EXERCISE:
All the data must come back unchanged, except that pictures are left out.

• • • • • • •

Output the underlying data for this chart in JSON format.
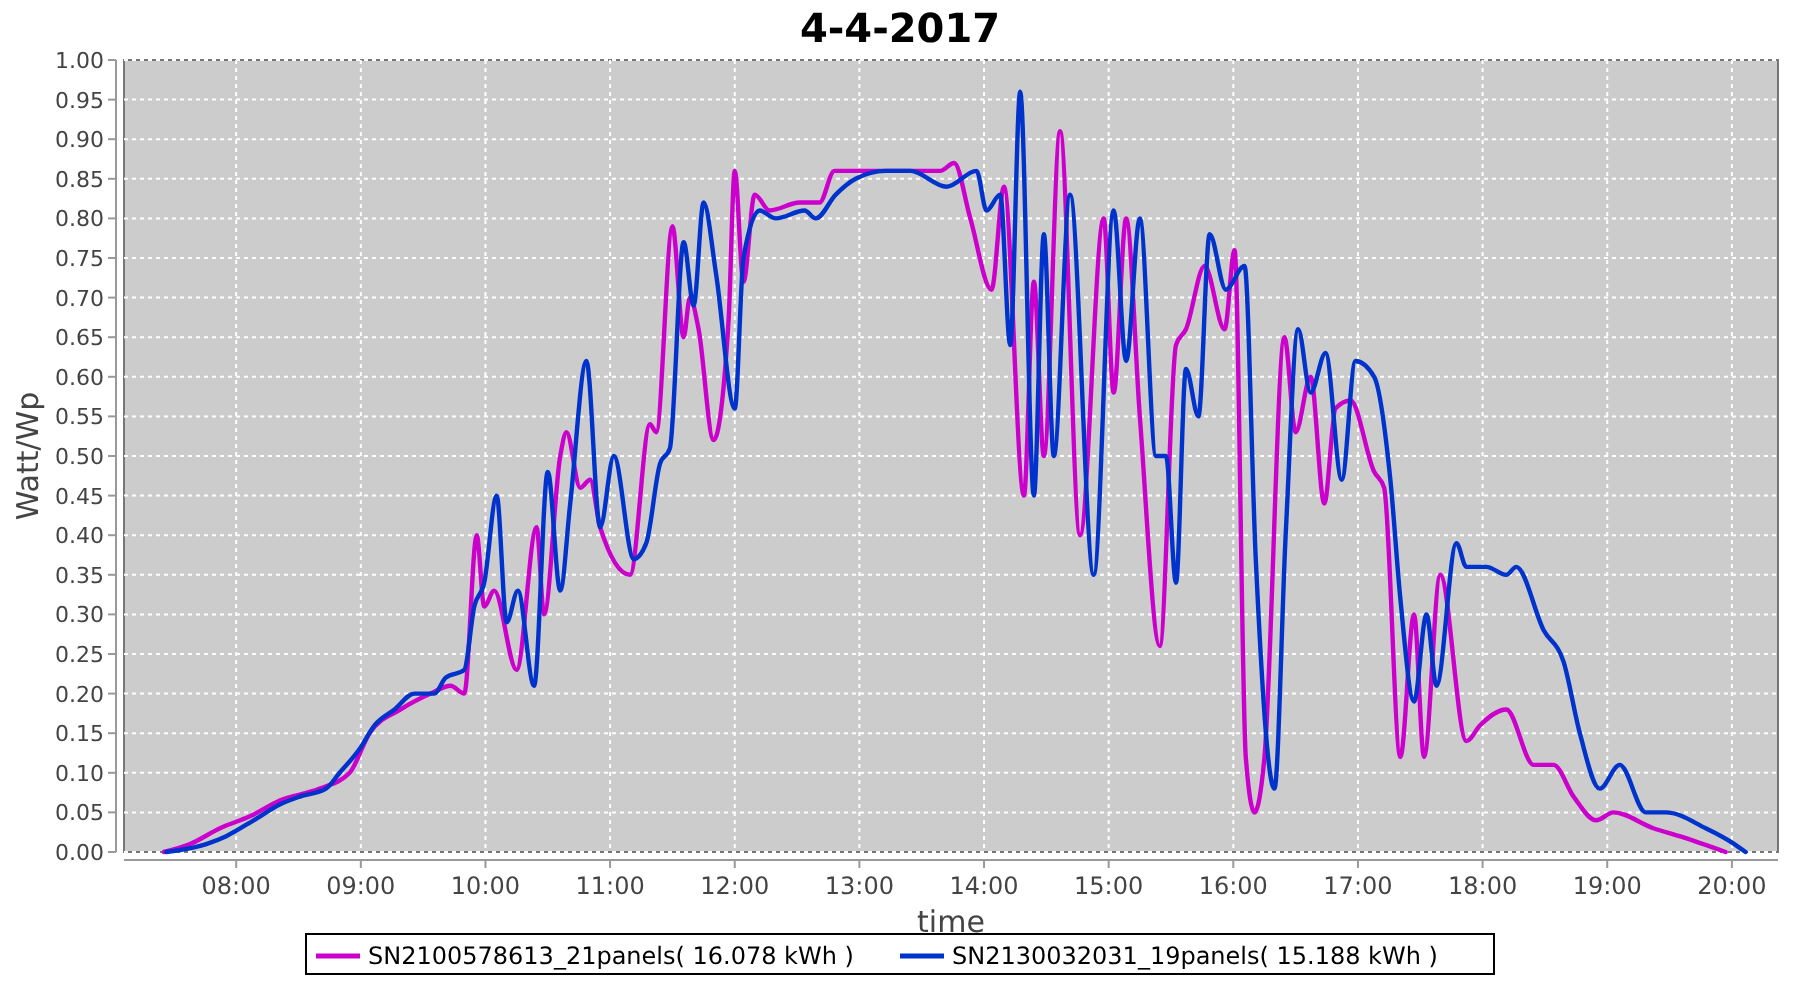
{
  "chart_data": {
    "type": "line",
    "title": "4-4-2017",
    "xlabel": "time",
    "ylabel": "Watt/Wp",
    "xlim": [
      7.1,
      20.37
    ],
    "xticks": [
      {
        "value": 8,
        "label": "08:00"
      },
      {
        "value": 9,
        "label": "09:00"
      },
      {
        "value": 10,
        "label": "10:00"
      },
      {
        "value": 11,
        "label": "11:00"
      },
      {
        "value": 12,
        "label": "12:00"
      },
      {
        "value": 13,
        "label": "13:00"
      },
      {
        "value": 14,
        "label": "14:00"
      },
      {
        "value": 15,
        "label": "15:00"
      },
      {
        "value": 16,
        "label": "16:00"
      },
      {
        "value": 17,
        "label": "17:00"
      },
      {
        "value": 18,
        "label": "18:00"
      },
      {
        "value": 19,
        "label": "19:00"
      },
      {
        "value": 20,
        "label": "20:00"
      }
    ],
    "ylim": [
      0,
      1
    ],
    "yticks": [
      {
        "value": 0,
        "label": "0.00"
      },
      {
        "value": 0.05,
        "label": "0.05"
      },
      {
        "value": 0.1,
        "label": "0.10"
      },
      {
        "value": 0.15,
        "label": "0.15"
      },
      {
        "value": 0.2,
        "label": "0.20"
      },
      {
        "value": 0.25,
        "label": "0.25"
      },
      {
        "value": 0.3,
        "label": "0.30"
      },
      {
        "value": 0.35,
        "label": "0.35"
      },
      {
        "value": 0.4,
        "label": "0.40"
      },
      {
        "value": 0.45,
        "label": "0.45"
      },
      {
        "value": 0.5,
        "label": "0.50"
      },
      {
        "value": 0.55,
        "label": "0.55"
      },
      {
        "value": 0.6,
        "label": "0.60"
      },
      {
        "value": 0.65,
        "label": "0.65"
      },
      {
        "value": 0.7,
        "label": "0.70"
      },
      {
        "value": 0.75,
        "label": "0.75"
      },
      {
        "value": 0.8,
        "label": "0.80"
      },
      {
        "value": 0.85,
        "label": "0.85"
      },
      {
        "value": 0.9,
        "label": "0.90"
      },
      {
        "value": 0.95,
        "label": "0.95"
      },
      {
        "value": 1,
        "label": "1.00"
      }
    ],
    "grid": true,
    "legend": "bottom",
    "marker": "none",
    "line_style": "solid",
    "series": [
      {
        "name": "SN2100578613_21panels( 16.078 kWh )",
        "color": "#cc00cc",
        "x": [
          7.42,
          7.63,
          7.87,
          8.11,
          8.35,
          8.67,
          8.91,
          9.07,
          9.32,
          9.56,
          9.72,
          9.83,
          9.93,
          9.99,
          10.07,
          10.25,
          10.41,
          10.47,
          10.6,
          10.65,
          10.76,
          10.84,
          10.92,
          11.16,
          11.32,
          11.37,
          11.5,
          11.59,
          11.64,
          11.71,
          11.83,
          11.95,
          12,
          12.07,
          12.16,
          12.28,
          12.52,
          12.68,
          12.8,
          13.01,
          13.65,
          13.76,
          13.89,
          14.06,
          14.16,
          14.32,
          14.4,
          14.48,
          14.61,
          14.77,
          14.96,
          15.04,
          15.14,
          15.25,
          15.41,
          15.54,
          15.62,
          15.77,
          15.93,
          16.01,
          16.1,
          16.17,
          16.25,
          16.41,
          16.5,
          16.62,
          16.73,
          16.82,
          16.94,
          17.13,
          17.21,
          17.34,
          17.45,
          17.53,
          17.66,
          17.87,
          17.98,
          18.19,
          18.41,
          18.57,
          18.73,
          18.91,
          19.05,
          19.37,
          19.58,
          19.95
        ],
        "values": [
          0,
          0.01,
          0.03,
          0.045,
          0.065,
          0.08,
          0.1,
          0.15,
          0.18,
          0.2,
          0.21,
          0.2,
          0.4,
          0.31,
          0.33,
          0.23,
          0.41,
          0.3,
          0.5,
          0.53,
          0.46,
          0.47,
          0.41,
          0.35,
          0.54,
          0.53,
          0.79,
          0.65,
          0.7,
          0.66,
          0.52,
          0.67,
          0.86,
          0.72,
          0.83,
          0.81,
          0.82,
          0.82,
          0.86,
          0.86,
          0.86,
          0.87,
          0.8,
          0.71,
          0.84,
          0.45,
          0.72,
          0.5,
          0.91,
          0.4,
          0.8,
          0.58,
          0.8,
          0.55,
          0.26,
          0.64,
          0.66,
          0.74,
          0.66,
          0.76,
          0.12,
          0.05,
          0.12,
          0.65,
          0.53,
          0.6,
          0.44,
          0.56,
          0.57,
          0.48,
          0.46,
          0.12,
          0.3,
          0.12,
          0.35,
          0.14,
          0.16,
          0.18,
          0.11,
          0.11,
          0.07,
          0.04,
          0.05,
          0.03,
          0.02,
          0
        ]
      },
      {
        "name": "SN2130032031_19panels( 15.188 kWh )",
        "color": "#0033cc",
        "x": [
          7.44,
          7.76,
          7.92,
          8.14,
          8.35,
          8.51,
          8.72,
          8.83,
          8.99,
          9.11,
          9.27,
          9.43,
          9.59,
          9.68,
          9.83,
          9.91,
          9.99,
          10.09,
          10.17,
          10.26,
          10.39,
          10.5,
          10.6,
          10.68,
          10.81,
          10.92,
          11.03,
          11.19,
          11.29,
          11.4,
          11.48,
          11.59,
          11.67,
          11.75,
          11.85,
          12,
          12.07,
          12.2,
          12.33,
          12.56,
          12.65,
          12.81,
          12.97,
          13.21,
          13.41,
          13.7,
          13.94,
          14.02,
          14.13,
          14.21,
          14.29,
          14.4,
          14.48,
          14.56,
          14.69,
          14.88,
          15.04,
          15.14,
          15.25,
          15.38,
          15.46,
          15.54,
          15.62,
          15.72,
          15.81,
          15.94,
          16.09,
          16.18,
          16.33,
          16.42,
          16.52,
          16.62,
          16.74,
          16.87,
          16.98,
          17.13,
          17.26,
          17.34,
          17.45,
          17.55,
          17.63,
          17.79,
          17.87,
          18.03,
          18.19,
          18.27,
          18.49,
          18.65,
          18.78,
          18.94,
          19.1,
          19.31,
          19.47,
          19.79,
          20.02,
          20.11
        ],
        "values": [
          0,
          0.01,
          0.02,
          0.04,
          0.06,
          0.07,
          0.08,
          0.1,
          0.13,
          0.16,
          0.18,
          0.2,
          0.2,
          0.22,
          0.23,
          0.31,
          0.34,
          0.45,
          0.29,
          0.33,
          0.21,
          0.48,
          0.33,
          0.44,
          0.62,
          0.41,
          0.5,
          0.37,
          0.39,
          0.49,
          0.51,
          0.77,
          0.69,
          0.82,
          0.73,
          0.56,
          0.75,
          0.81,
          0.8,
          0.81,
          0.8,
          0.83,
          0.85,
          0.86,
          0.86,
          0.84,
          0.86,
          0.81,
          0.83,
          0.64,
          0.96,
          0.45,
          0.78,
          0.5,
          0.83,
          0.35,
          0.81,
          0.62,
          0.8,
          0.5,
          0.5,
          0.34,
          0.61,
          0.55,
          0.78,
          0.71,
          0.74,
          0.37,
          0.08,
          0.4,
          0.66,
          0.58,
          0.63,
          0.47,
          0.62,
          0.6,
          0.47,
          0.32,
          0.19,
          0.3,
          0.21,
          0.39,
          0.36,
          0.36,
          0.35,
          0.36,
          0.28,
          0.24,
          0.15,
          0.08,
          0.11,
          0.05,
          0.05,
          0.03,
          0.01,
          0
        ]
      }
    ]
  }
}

• • • • • • •

THE COMPLETED TASK:
Output the underlying data for this chart in JSON format.
{
  "chart_data": {
    "type": "line",
    "title": "4-4-2017",
    "xlabel": "time",
    "ylabel": "Watt/Wp",
    "xlim": [
      7.1,
      20.37
    ],
    "xticks": [
      {
        "value": 8,
        "label": "08:00"
      },
      {
        "value": 9,
        "label": "09:00"
      },
      {
        "value": 10,
        "label": "10:00"
      },
      {
        "value": 11,
        "label": "11:00"
      },
      {
        "value": 12,
        "label": "12:00"
      },
      {
        "value": 13,
        "label": "13:00"
      },
      {
        "value": 14,
        "label": "14:00"
      },
      {
        "value": 15,
        "label": "15:00"
      },
      {
        "value": 16,
        "label": "16:00"
      },
      {
        "value": 17,
        "label": "17:00"
      },
      {
        "value": 18,
        "label": "18:00"
      },
      {
        "value": 19,
        "label": "19:00"
      },
      {
        "value": 20,
        "label": "20:00"
      }
    ],
    "ylim": [
      0,
      1
    ],
    "yticks": [
      {
        "value": 0,
        "label": "0.00"
      },
      {
        "value": 0.05,
        "label": "0.05"
      },
      {
        "value": 0.1,
        "label": "0.10"
      },
      {
        "value": 0.15,
        "label": "0.15"
      },
      {
        "value": 0.2,
        "label": "0.20"
      },
      {
        "value": 0.25,
        "label": "0.25"
      },
      {
        "value": 0.3,
        "label": "0.30"
      },
      {
        "value": 0.35,
        "label": "0.35"
      },
      {
        "value": 0.4,
        "label": "0.40"
      },
      {
        "value": 0.45,
        "label": "0.45"
      },
      {
        "value": 0.5,
        "label": "0.50"
      },
      {
        "value": 0.55,
        "label": "0.55"
      },
      {
        "value": 0.6,
        "label": "0.60"
      },
      {
        "value": 0.65,
        "label": "0.65"
      },
      {
        "value": 0.7,
        "label": "0.70"
      },
      {
        "value": 0.75,
        "label": "0.75"
      },
      {
        "value": 0.8,
        "label": "0.80"
      },
      {
        "value": 0.85,
        "label": "0.85"
      },
      {
        "value": 0.9,
        "label": "0.90"
      },
      {
        "value": 0.95,
        "label": "0.95"
      },
      {
        "value": 1,
        "label": "1.00"
      }
    ],
    "grid": true,
    "legend": "bottom",
    "marker": "none",
    "line_style": "solid",
    "series": [
      {
        "name": "SN2100578613_21panels( 16.078 kWh )",
        "color": "#cc00cc",
        "x": [
          7.42,
          7.63,
          7.87,
          8.11,
          8.35,
          8.67,
          8.91,
          9.07,
          9.32,
          9.56,
          9.72,
          9.83,
          9.93,
          9.99,
          10.07,
          10.25,
          10.41,
          10.47,
          10.6,
          10.65,
          10.76,
          10.84,
          10.92,
          11.16,
          11.32,
          11.37,
          11.5,
          11.59,
          11.64,
          11.71,
          11.83,
          11.95,
          12,
          12.07,
          12.16,
          12.28,
          12.52,
          12.68,
          12.8,
          13.01,
          13.65,
          13.76,
          13.89,
          14.06,
          14.16,
          14.32,
          14.4,
          14.48,
          14.61,
          14.77,
          14.96,
          15.04,
          15.14,
          15.25,
          15.41,
          15.54,
          15.62,
          15.77,
          15.93,
          16.01,
          16.1,
          16.17,
          16.25,
          16.41,
          16.5,
          16.62,
          16.73,
          16.82,
          16.94,
          17.13,
          17.21,
          17.34,
          17.45,
          17.53,
          17.66,
          17.87,
          17.98,
          18.19,
          18.41,
          18.57,
          18.73,
          18.91,
          19.05,
          19.37,
          19.58,
          19.95
        ],
        "values": [
          0,
          0.01,
          0.03,
          0.045,
          0.065,
          0.08,
          0.1,
          0.15,
          0.18,
          0.2,
          0.21,
          0.2,
          0.4,
          0.31,
          0.33,
          0.23,
          0.41,
          0.3,
          0.5,
          0.53,
          0.46,
          0.47,
          0.41,
          0.35,
          0.54,
          0.53,
          0.79,
          0.65,
          0.7,
          0.66,
          0.52,
          0.67,
          0.86,
          0.72,
          0.83,
          0.81,
          0.82,
          0.82,
          0.86,
          0.86,
          0.86,
          0.87,
          0.8,
          0.71,
          0.84,
          0.45,
          0.72,
          0.5,
          0.91,
          0.4,
          0.8,
          0.58,
          0.8,
          0.55,
          0.26,
          0.64,
          0.66,
          0.74,
          0.66,
          0.76,
          0.12,
          0.05,
          0.12,
          0.65,
          0.53,
          0.6,
          0.44,
          0.56,
          0.57,
          0.48,
          0.46,
          0.12,
          0.3,
          0.12,
          0.35,
          0.14,
          0.16,
          0.18,
          0.11,
          0.11,
          0.07,
          0.04,
          0.05,
          0.03,
          0.02,
          0
        ]
      },
      {
        "name": "SN2130032031_19panels( 15.188 kWh )",
        "color": "#0033cc",
        "x": [
          7.44,
          7.76,
          7.92,
          8.14,
          8.35,
          8.51,
          8.72,
          8.83,
          8.99,
          9.11,
          9.27,
          9.43,
          9.59,
          9.68,
          9.83,
          9.91,
          9.99,
          10.09,
          10.17,
          10.26,
          10.39,
          10.5,
          10.6,
          10.68,
          10.81,
          10.92,
          11.03,
          11.19,
          11.29,
          11.4,
          11.48,
          11.59,
          11.67,
          11.75,
          11.85,
          12,
          12.07,
          12.2,
          12.33,
          12.56,
          12.65,
          12.81,
          12.97,
          13.21,
          13.41,
          13.7,
          13.94,
          14.02,
          14.13,
          14.21,
          14.29,
          14.4,
          14.48,
          14.56,
          14.69,
          14.88,
          15.04,
          15.14,
          15.25,
          15.38,
          15.46,
          15.54,
          15.62,
          15.72,
          15.81,
          15.94,
          16.09,
          16.18,
          16.33,
          16.42,
          16.52,
          16.62,
          16.74,
          16.87,
          16.98,
          17.13,
          17.26,
          17.34,
          17.45,
          17.55,
          17.63,
          17.79,
          17.87,
          18.03,
          18.19,
          18.27,
          18.49,
          18.65,
          18.78,
          18.94,
          19.1,
          19.31,
          19.47,
          19.79,
          20.02,
          20.11
        ],
        "values": [
          0,
          0.01,
          0.02,
          0.04,
          0.06,
          0.07,
          0.08,
          0.1,
          0.13,
          0.16,
          0.18,
          0.2,
          0.2,
          0.22,
          0.23,
          0.31,
          0.34,
          0.45,
          0.29,
          0.33,
          0.21,
          0.48,
          0.33,
          0.44,
          0.62,
          0.41,
          0.5,
          0.37,
          0.39,
          0.49,
          0.51,
          0.77,
          0.69,
          0.82,
          0.73,
          0.56,
          0.75,
          0.81,
          0.8,
          0.81,
          0.8,
          0.83,
          0.85,
          0.86,
          0.86,
          0.84,
          0.86,
          0.81,
          0.83,
          0.64,
          0.96,
          0.45,
          0.78,
          0.5,
          0.83,
          0.35,
          0.81,
          0.62,
          0.8,
          0.5,
          0.5,
          0.34,
          0.61,
          0.55,
          0.78,
          0.71,
          0.74,
          0.37,
          0.08,
          0.4,
          0.66,
          0.58,
          0.63,
          0.47,
          0.62,
          0.6,
          0.47,
          0.32,
          0.19,
          0.3,
          0.21,
          0.39,
          0.36,
          0.36,
          0.35,
          0.36,
          0.28,
          0.24,
          0.15,
          0.08,
          0.11,
          0.05,
          0.05,
          0.03,
          0.01,
          0
        ]
      }
    ]
  }
}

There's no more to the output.